** Direction **
Print each line exactly as it is given.

Extracted records:
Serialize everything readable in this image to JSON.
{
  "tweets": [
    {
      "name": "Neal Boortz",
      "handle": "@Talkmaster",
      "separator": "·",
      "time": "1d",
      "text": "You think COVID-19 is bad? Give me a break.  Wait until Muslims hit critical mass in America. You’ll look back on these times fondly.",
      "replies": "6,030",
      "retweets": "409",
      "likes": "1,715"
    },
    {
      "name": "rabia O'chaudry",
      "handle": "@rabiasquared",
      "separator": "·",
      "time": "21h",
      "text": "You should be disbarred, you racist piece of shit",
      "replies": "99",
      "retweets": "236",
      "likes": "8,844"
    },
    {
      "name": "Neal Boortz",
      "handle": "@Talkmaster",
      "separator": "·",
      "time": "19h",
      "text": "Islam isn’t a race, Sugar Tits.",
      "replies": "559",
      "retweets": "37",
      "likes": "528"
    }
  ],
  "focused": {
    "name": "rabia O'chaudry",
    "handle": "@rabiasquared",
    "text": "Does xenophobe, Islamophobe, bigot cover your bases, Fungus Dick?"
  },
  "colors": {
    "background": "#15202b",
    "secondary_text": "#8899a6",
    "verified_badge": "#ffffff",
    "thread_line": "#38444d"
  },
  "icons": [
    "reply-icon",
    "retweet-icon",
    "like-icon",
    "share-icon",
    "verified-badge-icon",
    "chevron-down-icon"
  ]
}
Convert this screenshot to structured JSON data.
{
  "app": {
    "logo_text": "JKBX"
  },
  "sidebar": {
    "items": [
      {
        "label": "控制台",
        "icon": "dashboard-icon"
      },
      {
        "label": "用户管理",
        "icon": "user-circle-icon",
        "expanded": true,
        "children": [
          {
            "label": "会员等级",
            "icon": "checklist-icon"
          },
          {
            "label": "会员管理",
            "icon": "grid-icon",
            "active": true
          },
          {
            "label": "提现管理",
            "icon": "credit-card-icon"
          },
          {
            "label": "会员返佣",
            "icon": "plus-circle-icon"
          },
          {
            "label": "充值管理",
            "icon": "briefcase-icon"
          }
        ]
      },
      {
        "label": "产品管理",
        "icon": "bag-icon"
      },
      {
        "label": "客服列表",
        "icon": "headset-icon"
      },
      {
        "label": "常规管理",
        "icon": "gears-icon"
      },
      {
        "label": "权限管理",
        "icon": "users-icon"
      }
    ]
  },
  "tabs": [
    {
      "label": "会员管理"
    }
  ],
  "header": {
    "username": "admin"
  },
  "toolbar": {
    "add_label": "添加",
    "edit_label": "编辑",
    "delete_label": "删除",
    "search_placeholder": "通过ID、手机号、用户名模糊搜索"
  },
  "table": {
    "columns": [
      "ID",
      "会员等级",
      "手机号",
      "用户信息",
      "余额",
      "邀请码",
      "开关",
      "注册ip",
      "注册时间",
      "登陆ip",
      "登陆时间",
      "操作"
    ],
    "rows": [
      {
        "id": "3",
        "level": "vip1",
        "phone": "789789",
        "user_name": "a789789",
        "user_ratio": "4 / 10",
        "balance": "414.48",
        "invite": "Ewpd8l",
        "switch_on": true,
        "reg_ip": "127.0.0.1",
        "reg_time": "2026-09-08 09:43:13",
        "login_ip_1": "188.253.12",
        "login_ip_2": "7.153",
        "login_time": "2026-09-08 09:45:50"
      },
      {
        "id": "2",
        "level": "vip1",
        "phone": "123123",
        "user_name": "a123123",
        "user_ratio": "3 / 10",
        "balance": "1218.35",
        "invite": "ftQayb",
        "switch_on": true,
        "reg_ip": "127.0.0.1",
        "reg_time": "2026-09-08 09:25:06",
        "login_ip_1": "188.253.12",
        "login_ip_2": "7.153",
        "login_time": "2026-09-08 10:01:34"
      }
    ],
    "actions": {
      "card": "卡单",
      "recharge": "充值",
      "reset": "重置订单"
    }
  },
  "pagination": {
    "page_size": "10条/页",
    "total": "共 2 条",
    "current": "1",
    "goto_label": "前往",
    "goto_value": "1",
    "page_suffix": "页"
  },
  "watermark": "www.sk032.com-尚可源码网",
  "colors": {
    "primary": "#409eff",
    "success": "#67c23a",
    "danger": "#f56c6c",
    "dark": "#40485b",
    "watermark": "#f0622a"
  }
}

** Reply **
Serialize everything readable in this image to JSON.
{
  "tweets": [
    {
      "name": "Neal Boortz",
      "handle": "@Talkmaster",
      "separator": "·",
      "time": "1d",
      "text": "You think COVID-19 is bad? Give me a break.  Wait until Muslims hit critical mass in America. You’ll look back on these times fondly.",
      "replies": "6,030",
      "retweets": "409",
      "likes": "1,715"
    },
    {
      "name": "rabia O'chaudry",
      "handle": "@rabiasquared",
      "separator": "·",
      "time": "21h",
      "text": "You should be disbarred, you racist piece of shit",
      "replies": "99",
      "retweets": "236",
      "likes": "8,844"
    },
    {
      "name": "Neal Boortz",
      "handle": "@Talkmaster",
      "separator": "·",
      "time": "19h",
      "text": "Islam isn’t a race, Sugar Tits.",
      "replies": "559",
      "retweets": "37",
      "likes": "528"
    }
  ],
  "focused": {
    "name": "rabia O'chaudry",
    "handle": "@rabiasquared",
    "text": "Does xenophobe, Islamophobe, bigot cover your bases, Fungus Dick?"
  },
  "colors": {
    "background": "#15202b",
    "secondary_text": "#8899a6",
    "verified_badge": "#ffffff",
    "thread_line": "#38444d"
  },
  "icons": [
    "reply-icon",
    "retweet-icon",
    "like-icon",
    "share-icon",
    "verified-badge-icon",
    "chevron-down-icon"
  ]
}
Convert this screenshot to structured JSON data.
{
  "app": {
    "logo_text": "JKBX"
  },
  "sidebar": {
    "items": [
      {
        "label": "控制台",
        "icon": "dashboard-icon"
      },
      {
        "label": "用户管理",
        "icon": "user-circle-icon",
        "expanded": true,
        "children": [
          {
            "label": "会员等级",
            "icon": "checklist-icon"
          },
          {
            "label": "会员管理",
            "icon": "grid-icon",
            "active": true
          },
          {
            "label": "提现管理",
            "icon": "credit-card-icon"
          },
          {
            "label": "会员返佣",
            "icon": "plus-circle-icon"
          },
          {
            "label": "充值管理",
            "icon": "briefcase-icon"
          }
        ]
      },
      {
        "label": "产品管理",
        "icon": "bag-icon"
      },
      {
        "label": "客服列表",
        "icon": "headset-icon"
      },
      {
        "label": "常规管理",
        "icon": "gears-icon"
      },
      {
        "label": "权限管理",
        "icon": "users-icon"
      }
    ]
  },
  "tabs": [
    {
      "label": "会员管理"
    }
  ],
  "header": {
    "username": "admin"
  },
  "toolbar": {
    "add_label": "添加",
    "edit_label": "编辑",
    "delete_label": "删除",
    "search_placeholder": "通过ID、手机号、用户名模糊搜索"
  },
  "table": {
    "columns": [
      "ID",
      "会员等级",
      "手机号",
      "用户信息",
      "余额",
      "邀请码",
      "开关",
      "注册ip",
      "注册时间",
      "登陆ip",
      "登陆时间",
      "操作"
    ],
    "rows": [
      {
        "id": "3",
        "level": "vip1",
        "phone": "789789",
        "user_name": "a789789",
        "user_ratio": "4 / 10",
        "balance": "414.48",
        "invite": "Ewpd8l",
        "switch_on": true,
        "reg_ip": "127.0.0.1",
        "reg_time": "2026-09-08 09:43:13",
        "login_ip_1": "188.253.12",
        "login_ip_2": "7.153",
        "login_time": "2026-09-08 09:45:50"
      },
      {
        "id": "2",
        "level": "vip1",
        "phone": "123123",
        "user_name": "a123123",
        "user_ratio": "3 / 10",
        "balance": "1218.35",
        "invite": "ftQayb",
        "switch_on": true,
        "reg_ip": "127.0.0.1",
        "reg_time": "2026-09-08 09:25:06",
        "login_ip_1": "188.253.12",
        "login_ip_2": "7.153",
        "login_time": "2026-09-08 10:01:34"
      }
    ],
    "actions": {
      "card": "卡单",
      "recharge": "充值",
      "reset": "重置订单"
    }
  },
  "pagination": {
    "page_size": "10条/页",
    "total": "共 2 条",
    "current": "1",
    "goto_label": "前往",
    "goto_value": "1",
    "page_suffix": "页"
  },
  "watermark": "www.sk032.com-尚可源码网",
  "colors": {
    "primary": "#409eff",
    "success": "#67c23a",
    "danger": "#f56c6c",
    "dark": "#40485b",
    "watermark": "#f0622a"
  }
}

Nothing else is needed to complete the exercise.